> **Directions for this task**
Print each line of the listing once more, precisely as given.

> **Source material**
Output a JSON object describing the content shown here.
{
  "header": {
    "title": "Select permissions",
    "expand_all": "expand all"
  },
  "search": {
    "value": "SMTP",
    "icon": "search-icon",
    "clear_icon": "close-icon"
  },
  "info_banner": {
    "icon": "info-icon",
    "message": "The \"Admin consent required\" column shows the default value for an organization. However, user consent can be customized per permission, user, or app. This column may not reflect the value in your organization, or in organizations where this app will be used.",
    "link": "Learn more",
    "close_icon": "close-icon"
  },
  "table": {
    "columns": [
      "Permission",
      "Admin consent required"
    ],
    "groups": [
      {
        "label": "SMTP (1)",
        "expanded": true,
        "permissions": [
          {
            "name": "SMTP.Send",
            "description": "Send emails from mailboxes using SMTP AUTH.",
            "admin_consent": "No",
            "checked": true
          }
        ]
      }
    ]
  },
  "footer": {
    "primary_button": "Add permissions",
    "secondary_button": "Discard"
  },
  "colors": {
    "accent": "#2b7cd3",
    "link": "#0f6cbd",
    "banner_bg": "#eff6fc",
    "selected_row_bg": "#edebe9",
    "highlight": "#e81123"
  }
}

> **Written answer**
Output a JSON object describing the content shown here.
{
  "header": {
    "title": "Select permissions",
    "expand_all": "expand all"
  },
  "search": {
    "value": "SMTP",
    "icon": "search-icon",
    "clear_icon": "close-icon"
  },
  "info_banner": {
    "icon": "info-icon",
    "message": "The \"Admin consent required\" column shows the default value for an organization. However, user consent can be customized per permission, user, or app. This column may not reflect the value in your organization, or in organizations where this app will be used.",
    "link": "Learn more",
    "close_icon": "close-icon"
  },
  "table": {
    "columns": [
      "Permission",
      "Admin consent required"
    ],
    "groups": [
      {
        "label": "SMTP (1)",
        "expanded": true,
        "permissions": [
          {
            "name": "SMTP.Send",
            "description": "Send emails from mailboxes using SMTP AUTH.",
            "admin_consent": "No",
            "checked": true
          }
        ]
      }
    ]
  },
  "footer": {
    "primary_button": "Add permissions",
    "secondary_button": "Discard"
  },
  "colors": {
    "accent": "#2b7cd3",
    "link": "#0f6cbd",
    "banner_bg": "#eff6fc",
    "selected_row_bg": "#edebe9",
    "highlight": "#e81123"
  }
}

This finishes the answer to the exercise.